** REQUEST **
Below is a listing; write it out exactly and drop any images from it.

** DATASET ROWS **
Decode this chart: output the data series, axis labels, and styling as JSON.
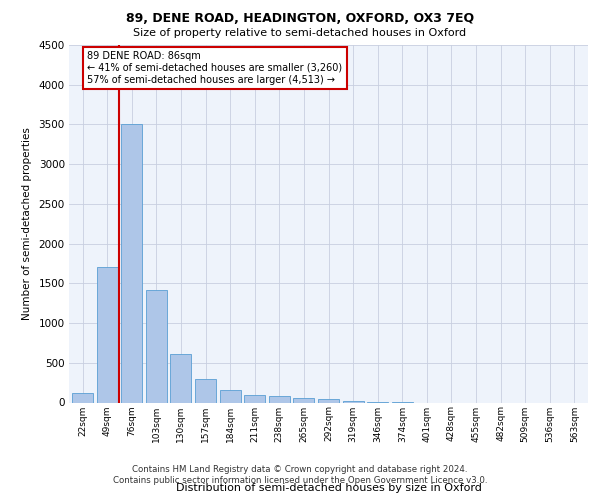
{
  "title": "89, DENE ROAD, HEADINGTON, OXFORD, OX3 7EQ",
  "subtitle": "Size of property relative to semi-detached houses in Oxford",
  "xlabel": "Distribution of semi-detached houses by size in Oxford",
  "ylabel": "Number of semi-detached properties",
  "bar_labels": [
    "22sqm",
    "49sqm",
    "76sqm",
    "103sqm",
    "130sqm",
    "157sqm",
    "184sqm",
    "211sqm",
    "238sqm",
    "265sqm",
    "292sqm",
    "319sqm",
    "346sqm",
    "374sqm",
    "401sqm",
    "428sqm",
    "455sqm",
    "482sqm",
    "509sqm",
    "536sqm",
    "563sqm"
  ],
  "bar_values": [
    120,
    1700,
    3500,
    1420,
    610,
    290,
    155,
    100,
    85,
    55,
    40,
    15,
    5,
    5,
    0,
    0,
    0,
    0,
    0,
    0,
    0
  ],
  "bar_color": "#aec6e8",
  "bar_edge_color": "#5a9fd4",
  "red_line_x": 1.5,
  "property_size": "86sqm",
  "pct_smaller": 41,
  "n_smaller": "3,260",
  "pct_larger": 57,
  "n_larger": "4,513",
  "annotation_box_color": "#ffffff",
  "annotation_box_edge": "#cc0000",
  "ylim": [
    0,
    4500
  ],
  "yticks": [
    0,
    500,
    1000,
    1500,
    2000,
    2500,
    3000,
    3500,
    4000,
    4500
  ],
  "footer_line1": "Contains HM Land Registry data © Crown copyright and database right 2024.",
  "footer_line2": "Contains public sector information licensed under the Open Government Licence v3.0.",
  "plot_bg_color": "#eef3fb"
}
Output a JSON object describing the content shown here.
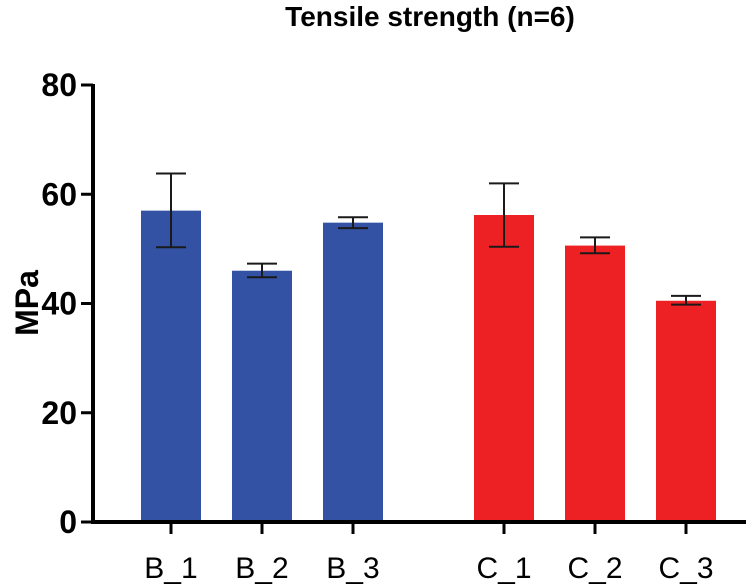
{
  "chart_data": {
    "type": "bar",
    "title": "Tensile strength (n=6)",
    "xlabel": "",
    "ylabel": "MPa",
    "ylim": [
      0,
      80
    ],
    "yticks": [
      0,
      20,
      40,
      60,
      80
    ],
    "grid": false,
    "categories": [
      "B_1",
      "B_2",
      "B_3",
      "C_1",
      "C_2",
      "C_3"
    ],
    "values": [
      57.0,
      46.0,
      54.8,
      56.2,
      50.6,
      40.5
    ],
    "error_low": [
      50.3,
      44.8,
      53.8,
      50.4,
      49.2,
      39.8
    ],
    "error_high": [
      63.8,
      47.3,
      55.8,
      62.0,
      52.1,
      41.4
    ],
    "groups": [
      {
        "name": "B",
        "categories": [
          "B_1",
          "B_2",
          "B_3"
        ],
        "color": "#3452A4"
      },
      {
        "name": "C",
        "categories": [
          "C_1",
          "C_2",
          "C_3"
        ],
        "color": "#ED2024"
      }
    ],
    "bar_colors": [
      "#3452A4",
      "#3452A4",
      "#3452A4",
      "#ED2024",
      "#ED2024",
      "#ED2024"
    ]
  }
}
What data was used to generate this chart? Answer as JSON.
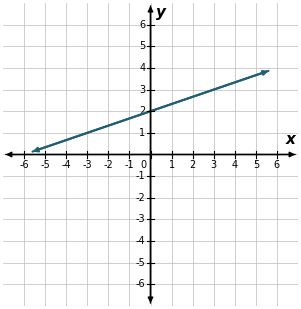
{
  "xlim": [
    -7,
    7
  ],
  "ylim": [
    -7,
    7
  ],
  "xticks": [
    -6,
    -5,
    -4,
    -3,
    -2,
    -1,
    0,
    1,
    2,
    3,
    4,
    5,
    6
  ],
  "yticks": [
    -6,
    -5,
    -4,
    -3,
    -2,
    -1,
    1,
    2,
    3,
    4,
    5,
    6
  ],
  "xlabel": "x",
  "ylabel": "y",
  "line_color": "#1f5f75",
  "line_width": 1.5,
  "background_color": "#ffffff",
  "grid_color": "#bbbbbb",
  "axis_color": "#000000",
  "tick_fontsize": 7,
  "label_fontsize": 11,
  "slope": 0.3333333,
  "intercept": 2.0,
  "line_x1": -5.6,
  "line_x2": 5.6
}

** TASK ANSWER **
Decode this chart: output the data series, axis labels, and styling as JSON.
{
  "title": "89, DENE ROAD, HEADINGTON, OXFORD, OX3 7EQ",
  "subtitle": "Size of property relative to semi-detached houses in Oxford",
  "xlabel": "Distribution of semi-detached houses by size in Oxford",
  "ylabel": "Number of semi-detached properties",
  "bar_labels": [
    "22sqm",
    "49sqm",
    "76sqm",
    "103sqm",
    "130sqm",
    "157sqm",
    "184sqm",
    "211sqm",
    "238sqm",
    "265sqm",
    "292sqm",
    "319sqm",
    "346sqm",
    "374sqm",
    "401sqm",
    "428sqm",
    "455sqm",
    "482sqm",
    "509sqm",
    "536sqm",
    "563sqm"
  ],
  "bar_values": [
    120,
    1700,
    3500,
    1420,
    610,
    290,
    155,
    100,
    85,
    55,
    40,
    15,
    5,
    5,
    0,
    0,
    0,
    0,
    0,
    0,
    0
  ],
  "bar_color": "#aec6e8",
  "bar_edge_color": "#5a9fd4",
  "red_line_x": 1.5,
  "property_size": "86sqm",
  "pct_smaller": 41,
  "n_smaller": "3,260",
  "pct_larger": 57,
  "n_larger": "4,513",
  "annotation_box_color": "#ffffff",
  "annotation_box_edge": "#cc0000",
  "ylim": [
    0,
    4500
  ],
  "yticks": [
    0,
    500,
    1000,
    1500,
    2000,
    2500,
    3000,
    3500,
    4000,
    4500
  ],
  "footer_line1": "Contains HM Land Registry data © Crown copyright and database right 2024.",
  "footer_line2": "Contains public sector information licensed under the Open Government Licence v3.0.",
  "plot_bg_color": "#eef3fb"
}
Output a JSON object describing the content shown here.
{
  "chart_data": {
    "type": "bar",
    "title": "Tensile strength (n=6)",
    "xlabel": "",
    "ylabel": "MPa",
    "ylim": [
      0,
      80
    ],
    "yticks": [
      0,
      20,
      40,
      60,
      80
    ],
    "grid": false,
    "categories": [
      "B_1",
      "B_2",
      "B_3",
      "C_1",
      "C_2",
      "C_3"
    ],
    "values": [
      57.0,
      46.0,
      54.8,
      56.2,
      50.6,
      40.5
    ],
    "error_low": [
      50.3,
      44.8,
      53.8,
      50.4,
      49.2,
      39.8
    ],
    "error_high": [
      63.8,
      47.3,
      55.8,
      62.0,
      52.1,
      41.4
    ],
    "groups": [
      {
        "name": "B",
        "categories": [
          "B_1",
          "B_2",
          "B_3"
        ],
        "color": "#3452A4"
      },
      {
        "name": "C",
        "categories": [
          "C_1",
          "C_2",
          "C_3"
        ],
        "color": "#ED2024"
      }
    ],
    "bar_colors": [
      "#3452A4",
      "#3452A4",
      "#3452A4",
      "#ED2024",
      "#ED2024",
      "#ED2024"
    ]
  }
}
What data was used to generate this chart? Answer as JSON.
{
  "xlim": [
    -7,
    7
  ],
  "ylim": [
    -7,
    7
  ],
  "xticks": [
    -6,
    -5,
    -4,
    -3,
    -2,
    -1,
    0,
    1,
    2,
    3,
    4,
    5,
    6
  ],
  "yticks": [
    -6,
    -5,
    -4,
    -3,
    -2,
    -1,
    1,
    2,
    3,
    4,
    5,
    6
  ],
  "xlabel": "x",
  "ylabel": "y",
  "line_color": "#1f5f75",
  "line_width": 1.5,
  "background_color": "#ffffff",
  "grid_color": "#bbbbbb",
  "axis_color": "#000000",
  "tick_fontsize": 7,
  "label_fontsize": 11,
  "slope": 0.3333333,
  "intercept": 2.0,
  "line_x1": -5.6,
  "line_x2": 5.6
}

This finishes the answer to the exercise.